# Start of RECORDED INFORMATION
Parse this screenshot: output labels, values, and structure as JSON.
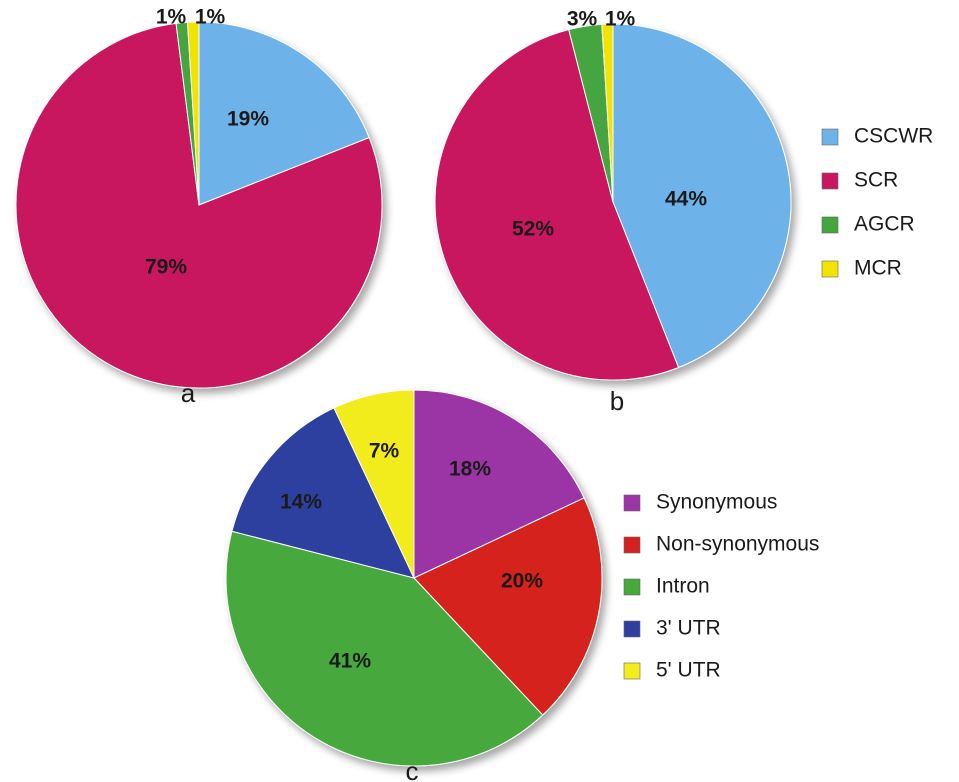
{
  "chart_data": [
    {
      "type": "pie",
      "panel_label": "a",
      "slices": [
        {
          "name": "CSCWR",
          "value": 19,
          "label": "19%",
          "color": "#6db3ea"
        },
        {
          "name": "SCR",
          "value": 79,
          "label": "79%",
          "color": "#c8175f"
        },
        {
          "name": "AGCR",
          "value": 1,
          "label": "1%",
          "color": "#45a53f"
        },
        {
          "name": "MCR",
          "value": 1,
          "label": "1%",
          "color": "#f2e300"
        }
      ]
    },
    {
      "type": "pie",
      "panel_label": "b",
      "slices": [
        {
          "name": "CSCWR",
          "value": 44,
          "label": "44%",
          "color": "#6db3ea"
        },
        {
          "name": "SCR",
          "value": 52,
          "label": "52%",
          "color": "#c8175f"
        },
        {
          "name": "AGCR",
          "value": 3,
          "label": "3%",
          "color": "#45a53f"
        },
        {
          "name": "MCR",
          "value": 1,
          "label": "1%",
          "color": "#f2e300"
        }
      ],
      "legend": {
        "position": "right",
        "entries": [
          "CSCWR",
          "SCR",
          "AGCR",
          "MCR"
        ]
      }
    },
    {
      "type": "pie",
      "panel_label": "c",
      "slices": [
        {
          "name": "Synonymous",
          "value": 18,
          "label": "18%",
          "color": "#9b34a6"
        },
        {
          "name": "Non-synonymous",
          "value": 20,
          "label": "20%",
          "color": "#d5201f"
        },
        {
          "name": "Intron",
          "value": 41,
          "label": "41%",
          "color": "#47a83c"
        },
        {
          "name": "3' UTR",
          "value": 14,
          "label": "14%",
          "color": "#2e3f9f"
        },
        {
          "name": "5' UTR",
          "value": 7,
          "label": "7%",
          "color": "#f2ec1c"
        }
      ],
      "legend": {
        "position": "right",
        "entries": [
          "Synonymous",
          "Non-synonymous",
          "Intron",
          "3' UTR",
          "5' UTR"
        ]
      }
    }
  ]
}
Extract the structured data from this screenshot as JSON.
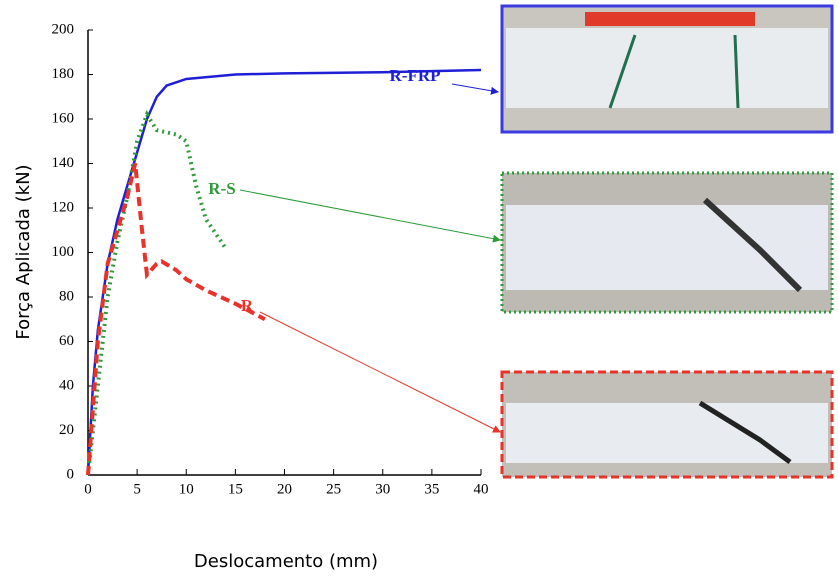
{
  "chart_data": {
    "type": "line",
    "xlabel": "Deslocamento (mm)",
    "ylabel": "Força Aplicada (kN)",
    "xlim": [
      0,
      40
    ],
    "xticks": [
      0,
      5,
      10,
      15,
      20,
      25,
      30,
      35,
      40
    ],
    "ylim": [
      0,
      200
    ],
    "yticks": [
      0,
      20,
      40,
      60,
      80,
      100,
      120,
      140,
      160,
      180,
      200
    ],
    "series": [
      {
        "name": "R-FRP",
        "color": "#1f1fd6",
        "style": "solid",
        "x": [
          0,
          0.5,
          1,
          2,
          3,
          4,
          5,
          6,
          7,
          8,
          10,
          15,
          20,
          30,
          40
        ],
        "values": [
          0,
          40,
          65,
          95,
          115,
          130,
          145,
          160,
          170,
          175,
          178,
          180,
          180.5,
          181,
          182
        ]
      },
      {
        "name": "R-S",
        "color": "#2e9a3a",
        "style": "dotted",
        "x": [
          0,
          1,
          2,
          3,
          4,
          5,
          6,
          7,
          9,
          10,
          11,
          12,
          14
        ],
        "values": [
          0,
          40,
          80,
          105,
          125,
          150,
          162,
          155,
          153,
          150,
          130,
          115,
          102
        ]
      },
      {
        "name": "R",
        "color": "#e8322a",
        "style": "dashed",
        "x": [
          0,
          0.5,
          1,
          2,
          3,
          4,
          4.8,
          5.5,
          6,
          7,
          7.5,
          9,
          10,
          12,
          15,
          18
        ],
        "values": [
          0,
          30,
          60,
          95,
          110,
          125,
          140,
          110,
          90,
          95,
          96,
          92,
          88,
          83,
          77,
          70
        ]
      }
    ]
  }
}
# End of RECORDED INFORMATION
Skip every picture and transcribe the data above exactly.

Parse this screenshot: output labels, values, and structure as JSON.
{
  "chart_data": [
    {
      "type": "pie",
      "panel_label": "a",
      "slices": [
        {
          "name": "CSCWR",
          "value": 19,
          "label": "19%",
          "color": "#6db3ea"
        },
        {
          "name": "SCR",
          "value": 79,
          "label": "79%",
          "color": "#c8175f"
        },
        {
          "name": "AGCR",
          "value": 1,
          "label": "1%",
          "color": "#45a53f"
        },
        {
          "name": "MCR",
          "value": 1,
          "label": "1%",
          "color": "#f2e300"
        }
      ]
    },
    {
      "type": "pie",
      "panel_label": "b",
      "slices": [
        {
          "name": "CSCWR",
          "value": 44,
          "label": "44%",
          "color": "#6db3ea"
        },
        {
          "name": "SCR",
          "value": 52,
          "label": "52%",
          "color": "#c8175f"
        },
        {
          "name": "AGCR",
          "value": 3,
          "label": "3%",
          "color": "#45a53f"
        },
        {
          "name": "MCR",
          "value": 1,
          "label": "1%",
          "color": "#f2e300"
        }
      ],
      "legend": {
        "position": "right",
        "entries": [
          "CSCWR",
          "SCR",
          "AGCR",
          "MCR"
        ]
      }
    },
    {
      "type": "pie",
      "panel_label": "c",
      "slices": [
        {
          "name": "Synonymous",
          "value": 18,
          "label": "18%",
          "color": "#9b34a6"
        },
        {
          "name": "Non-synonymous",
          "value": 20,
          "label": "20%",
          "color": "#d5201f"
        },
        {
          "name": "Intron",
          "value": 41,
          "label": "41%",
          "color": "#47a83c"
        },
        {
          "name": "3' UTR",
          "value": 14,
          "label": "14%",
          "color": "#2e3f9f"
        },
        {
          "name": "5' UTR",
          "value": 7,
          "label": "7%",
          "color": "#f2ec1c"
        }
      ],
      "legend": {
        "position": "right",
        "entries": [
          "Synonymous",
          "Non-synonymous",
          "Intron",
          "3' UTR",
          "5' UTR"
        ]
      }
    }
  ]
}
Extract the structured data from this screenshot as JSON.
{
  "chart_data": {
    "type": "line",
    "xlabel": "Deslocamento (mm)",
    "ylabel": "Força Aplicada (kN)",
    "xlim": [
      0,
      40
    ],
    "xticks": [
      0,
      5,
      10,
      15,
      20,
      25,
      30,
      35,
      40
    ],
    "ylim": [
      0,
      200
    ],
    "yticks": [
      0,
      20,
      40,
      60,
      80,
      100,
      120,
      140,
      160,
      180,
      200
    ],
    "series": [
      {
        "name": "R-FRP",
        "color": "#1f1fd6",
        "style": "solid",
        "x": [
          0,
          0.5,
          1,
          2,
          3,
          4,
          5,
          6,
          7,
          8,
          10,
          15,
          20,
          30,
          40
        ],
        "values": [
          0,
          40,
          65,
          95,
          115,
          130,
          145,
          160,
          170,
          175,
          178,
          180,
          180.5,
          181,
          182
        ]
      },
      {
        "name": "R-S",
        "color": "#2e9a3a",
        "style": "dotted",
        "x": [
          0,
          1,
          2,
          3,
          4,
          5,
          6,
          7,
          9,
          10,
          11,
          12,
          14
        ],
        "values": [
          0,
          40,
          80,
          105,
          125,
          150,
          162,
          155,
          153,
          150,
          130,
          115,
          102
        ]
      },
      {
        "name": "R",
        "color": "#e8322a",
        "style": "dashed",
        "x": [
          0,
          0.5,
          1,
          2,
          3,
          4,
          4.8,
          5.5,
          6,
          7,
          7.5,
          9,
          10,
          12,
          15,
          18
        ],
        "values": [
          0,
          30,
          60,
          95,
          110,
          125,
          140,
          110,
          90,
          95,
          96,
          92,
          88,
          83,
          77,
          70
        ]
      }
    ]
  }
}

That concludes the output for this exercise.